#### [RAW RECORDS]
------------

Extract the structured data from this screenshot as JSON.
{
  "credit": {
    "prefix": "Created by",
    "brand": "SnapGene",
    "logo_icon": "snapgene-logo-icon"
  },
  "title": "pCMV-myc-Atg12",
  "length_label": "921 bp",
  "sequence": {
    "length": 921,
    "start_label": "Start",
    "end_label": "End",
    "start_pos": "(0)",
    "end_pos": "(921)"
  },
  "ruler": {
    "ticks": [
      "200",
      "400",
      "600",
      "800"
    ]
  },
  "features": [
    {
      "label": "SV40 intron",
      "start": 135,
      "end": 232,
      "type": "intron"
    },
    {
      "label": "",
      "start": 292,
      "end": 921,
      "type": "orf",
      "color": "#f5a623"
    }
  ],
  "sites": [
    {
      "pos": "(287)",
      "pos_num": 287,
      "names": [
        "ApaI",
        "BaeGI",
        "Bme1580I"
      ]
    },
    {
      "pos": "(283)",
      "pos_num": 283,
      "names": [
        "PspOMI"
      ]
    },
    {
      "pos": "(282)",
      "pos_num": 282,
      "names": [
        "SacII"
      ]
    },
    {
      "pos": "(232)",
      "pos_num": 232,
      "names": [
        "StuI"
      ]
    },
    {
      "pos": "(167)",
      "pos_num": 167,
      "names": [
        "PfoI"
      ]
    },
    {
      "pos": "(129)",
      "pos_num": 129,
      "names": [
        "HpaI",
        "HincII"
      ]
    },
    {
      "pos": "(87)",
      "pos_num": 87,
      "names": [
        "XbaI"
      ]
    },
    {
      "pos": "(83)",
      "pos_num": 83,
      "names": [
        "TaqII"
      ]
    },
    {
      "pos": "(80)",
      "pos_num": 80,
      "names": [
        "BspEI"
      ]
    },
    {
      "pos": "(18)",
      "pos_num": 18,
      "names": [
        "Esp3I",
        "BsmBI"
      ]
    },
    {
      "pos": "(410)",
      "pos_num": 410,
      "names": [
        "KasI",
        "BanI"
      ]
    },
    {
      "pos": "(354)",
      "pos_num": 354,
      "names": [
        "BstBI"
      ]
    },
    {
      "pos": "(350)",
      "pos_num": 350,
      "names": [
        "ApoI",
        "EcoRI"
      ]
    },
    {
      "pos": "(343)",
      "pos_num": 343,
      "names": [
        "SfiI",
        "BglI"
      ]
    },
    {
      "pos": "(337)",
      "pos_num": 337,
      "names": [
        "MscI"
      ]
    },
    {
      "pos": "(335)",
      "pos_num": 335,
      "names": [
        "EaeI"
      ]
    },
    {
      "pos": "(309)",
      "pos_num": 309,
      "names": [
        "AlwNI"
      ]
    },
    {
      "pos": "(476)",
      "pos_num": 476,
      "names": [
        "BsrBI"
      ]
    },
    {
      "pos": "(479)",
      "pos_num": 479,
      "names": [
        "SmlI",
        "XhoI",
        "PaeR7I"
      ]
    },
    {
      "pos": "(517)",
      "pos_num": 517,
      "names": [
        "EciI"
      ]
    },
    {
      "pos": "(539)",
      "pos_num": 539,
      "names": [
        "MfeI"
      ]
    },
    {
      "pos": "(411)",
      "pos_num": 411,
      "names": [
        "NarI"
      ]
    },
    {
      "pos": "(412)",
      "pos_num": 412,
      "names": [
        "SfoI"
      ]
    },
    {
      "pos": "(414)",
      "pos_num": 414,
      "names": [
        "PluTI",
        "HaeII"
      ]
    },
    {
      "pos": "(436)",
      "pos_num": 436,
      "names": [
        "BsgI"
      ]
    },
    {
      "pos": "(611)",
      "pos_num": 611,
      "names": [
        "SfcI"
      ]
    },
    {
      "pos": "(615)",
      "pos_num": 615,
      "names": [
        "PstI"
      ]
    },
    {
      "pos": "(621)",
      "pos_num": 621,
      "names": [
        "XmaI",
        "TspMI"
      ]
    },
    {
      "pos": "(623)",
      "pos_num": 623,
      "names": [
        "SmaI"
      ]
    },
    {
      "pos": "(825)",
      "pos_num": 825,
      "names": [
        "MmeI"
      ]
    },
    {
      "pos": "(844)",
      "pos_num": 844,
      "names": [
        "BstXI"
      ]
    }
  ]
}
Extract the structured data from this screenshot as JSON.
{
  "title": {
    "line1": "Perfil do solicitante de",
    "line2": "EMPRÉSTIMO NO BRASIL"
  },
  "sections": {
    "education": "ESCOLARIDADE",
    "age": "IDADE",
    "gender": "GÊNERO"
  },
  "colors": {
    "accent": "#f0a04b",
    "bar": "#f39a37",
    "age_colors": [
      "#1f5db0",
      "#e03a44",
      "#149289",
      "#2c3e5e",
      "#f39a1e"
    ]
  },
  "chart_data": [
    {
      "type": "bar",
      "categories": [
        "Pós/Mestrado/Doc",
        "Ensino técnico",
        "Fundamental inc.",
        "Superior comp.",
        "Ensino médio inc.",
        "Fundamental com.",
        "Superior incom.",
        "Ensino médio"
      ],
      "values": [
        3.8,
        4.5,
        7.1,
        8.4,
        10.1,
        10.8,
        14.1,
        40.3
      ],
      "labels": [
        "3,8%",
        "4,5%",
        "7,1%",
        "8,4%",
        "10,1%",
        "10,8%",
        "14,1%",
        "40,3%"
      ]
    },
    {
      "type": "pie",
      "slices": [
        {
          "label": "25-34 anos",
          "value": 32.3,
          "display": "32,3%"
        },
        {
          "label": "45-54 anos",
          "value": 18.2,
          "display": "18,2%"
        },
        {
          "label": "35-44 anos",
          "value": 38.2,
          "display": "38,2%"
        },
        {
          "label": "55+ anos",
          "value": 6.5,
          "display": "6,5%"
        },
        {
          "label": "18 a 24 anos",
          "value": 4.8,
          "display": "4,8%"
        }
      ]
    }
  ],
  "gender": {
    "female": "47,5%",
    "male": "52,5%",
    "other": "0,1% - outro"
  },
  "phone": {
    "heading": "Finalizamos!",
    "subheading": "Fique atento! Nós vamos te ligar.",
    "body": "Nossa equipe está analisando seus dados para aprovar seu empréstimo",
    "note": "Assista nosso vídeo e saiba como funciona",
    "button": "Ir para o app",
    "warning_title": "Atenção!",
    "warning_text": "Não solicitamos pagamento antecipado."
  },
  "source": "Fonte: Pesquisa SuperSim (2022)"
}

------------

#### [YOUR TASK]
Write out the full set of records exactly as given.

#### [THE RESPONSE]
Extract the structured data from this screenshot as JSON.
{
  "credit": {
    "prefix": "Created by",
    "brand": "SnapGene",
    "logo_icon": "snapgene-logo-icon"
  },
  "title": "pCMV-myc-Atg12",
  "length_label": "921 bp",
  "sequence": {
    "length": 921,
    "start_label": "Start",
    "end_label": "End",
    "start_pos": "(0)",
    "end_pos": "(921)"
  },
  "ruler": {
    "ticks": [
      "200",
      "400",
      "600",
      "800"
    ]
  },
  "features": [
    {
      "label": "SV40 intron",
      "start": 135,
      "end": 232,
      "type": "intron"
    },
    {
      "label": "",
      "start": 292,
      "end": 921,
      "type": "orf",
      "color": "#f5a623"
    }
  ],
  "sites": [
    {
      "pos": "(287)",
      "pos_num": 287,
      "names": [
        "ApaI",
        "BaeGI",
        "Bme1580I"
      ]
    },
    {
      "pos": "(283)",
      "pos_num": 283,
      "names": [
        "PspOMI"
      ]
    },
    {
      "pos": "(282)",
      "pos_num": 282,
      "names": [
        "SacII"
      ]
    },
    {
      "pos": "(232)",
      "pos_num": 232,
      "names": [
        "StuI"
      ]
    },
    {
      "pos": "(167)",
      "pos_num": 167,
      "names": [
        "PfoI"
      ]
    },
    {
      "pos": "(129)",
      "pos_num": 129,
      "names": [
        "HpaI",
        "HincII"
      ]
    },
    {
      "pos": "(87)",
      "pos_num": 87,
      "names": [
        "XbaI"
      ]
    },
    {
      "pos": "(83)",
      "pos_num": 83,
      "names": [
        "TaqII"
      ]
    },
    {
      "pos": "(80)",
      "pos_num": 80,
      "names": [
        "BspEI"
      ]
    },
    {
      "pos": "(18)",
      "pos_num": 18,
      "names": [
        "Esp3I",
        "BsmBI"
      ]
    },
    {
      "pos": "(410)",
      "pos_num": 410,
      "names": [
        "KasI",
        "BanI"
      ]
    },
    {
      "pos": "(354)",
      "pos_num": 354,
      "names": [
        "BstBI"
      ]
    },
    {
      "pos": "(350)",
      "pos_num": 350,
      "names": [
        "ApoI",
        "EcoRI"
      ]
    },
    {
      "pos": "(343)",
      "pos_num": 343,
      "names": [
        "SfiI",
        "BglI"
      ]
    },
    {
      "pos": "(337)",
      "pos_num": 337,
      "names": [
        "MscI"
      ]
    },
    {
      "pos": "(335)",
      "pos_num": 335,
      "names": [
        "EaeI"
      ]
    },
    {
      "pos": "(309)",
      "pos_num": 309,
      "names": [
        "AlwNI"
      ]
    },
    {
      "pos": "(476)",
      "pos_num": 476,
      "names": [
        "BsrBI"
      ]
    },
    {
      "pos": "(479)",
      "pos_num": 479,
      "names": [
        "SmlI",
        "XhoI",
        "PaeR7I"
      ]
    },
    {
      "pos": "(517)",
      "pos_num": 517,
      "names": [
        "EciI"
      ]
    },
    {
      "pos": "(539)",
      "pos_num": 539,
      "names": [
        "MfeI"
      ]
    },
    {
      "pos": "(411)",
      "pos_num": 411,
      "names": [
        "NarI"
      ]
    },
    {
      "pos": "(412)",
      "pos_num": 412,
      "names": [
        "SfoI"
      ]
    },
    {
      "pos": "(414)",
      "pos_num": 414,
      "names": [
        "PluTI",
        "HaeII"
      ]
    },
    {
      "pos": "(436)",
      "pos_num": 436,
      "names": [
        "BsgI"
      ]
    },
    {
      "pos": "(611)",
      "pos_num": 611,
      "names": [
        "SfcI"
      ]
    },
    {
      "pos": "(615)",
      "pos_num": 615,
      "names": [
        "PstI"
      ]
    },
    {
      "pos": "(621)",
      "pos_num": 621,
      "names": [
        "XmaI",
        "TspMI"
      ]
    },
    {
      "pos": "(623)",
      "pos_num": 623,
      "names": [
        "SmaI"
      ]
    },
    {
      "pos": "(825)",
      "pos_num": 825,
      "names": [
        "MmeI"
      ]
    },
    {
      "pos": "(844)",
      "pos_num": 844,
      "names": [
        "BstXI"
      ]
    }
  ]
}
Extract the structured data from this screenshot as JSON.
{
  "title": {
    "line1": "Perfil do solicitante de",
    "line2": "EMPRÉSTIMO NO BRASIL"
  },
  "sections": {
    "education": "ESCOLARIDADE",
    "age": "IDADE",
    "gender": "GÊNERO"
  },
  "colors": {
    "accent": "#f0a04b",
    "bar": "#f39a37",
    "age_colors": [
      "#1f5db0",
      "#e03a44",
      "#149289",
      "#2c3e5e",
      "#f39a1e"
    ]
  },
  "chart_data": [
    {
      "type": "bar",
      "categories": [
        "Pós/Mestrado/Doc",
        "Ensino técnico",
        "Fundamental inc.",
        "Superior comp.",
        "Ensino médio inc.",
        "Fundamental com.",
        "Superior incom.",
        "Ensino médio"
      ],
      "values": [
        3.8,
        4.5,
        7.1,
        8.4,
        10.1,
        10.8,
        14.1,
        40.3
      ],
      "labels": [
        "3,8%",
        "4,5%",
        "7,1%",
        "8,4%",
        "10,1%",
        "10,8%",
        "14,1%",
        "40,3%"
      ]
    },
    {
      "type": "pie",
      "slices": [
        {
          "label": "25-34 anos",
          "value": 32.3,
          "display": "32,3%"
        },
        {
          "label": "45-54 anos",
          "value": 18.2,
          "display": "18,2%"
        },
        {
          "label": "35-44 anos",
          "value": 38.2,
          "display": "38,2%"
        },
        {
          "label": "55+ anos",
          "value": 6.5,
          "display": "6,5%"
        },
        {
          "label": "18 a 24 anos",
          "value": 4.8,
          "display": "4,8%"
        }
      ]
    }
  ],
  "gender": {
    "female": "47,5%",
    "male": "52,5%",
    "other": "0,1% - outro"
  },
  "phone": {
    "heading": "Finalizamos!",
    "subheading": "Fique atento! Nós vamos te ligar.",
    "body": "Nossa equipe está analisando seus dados para aprovar seu empréstimo",
    "note": "Assista nosso vídeo e saiba como funciona",
    "button": "Ir para o app",
    "warning_title": "Atenção!",
    "warning_text": "Não solicitamos pagamento antecipado."
  },
  "source": "Fonte: Pesquisa SuperSim (2022)"
}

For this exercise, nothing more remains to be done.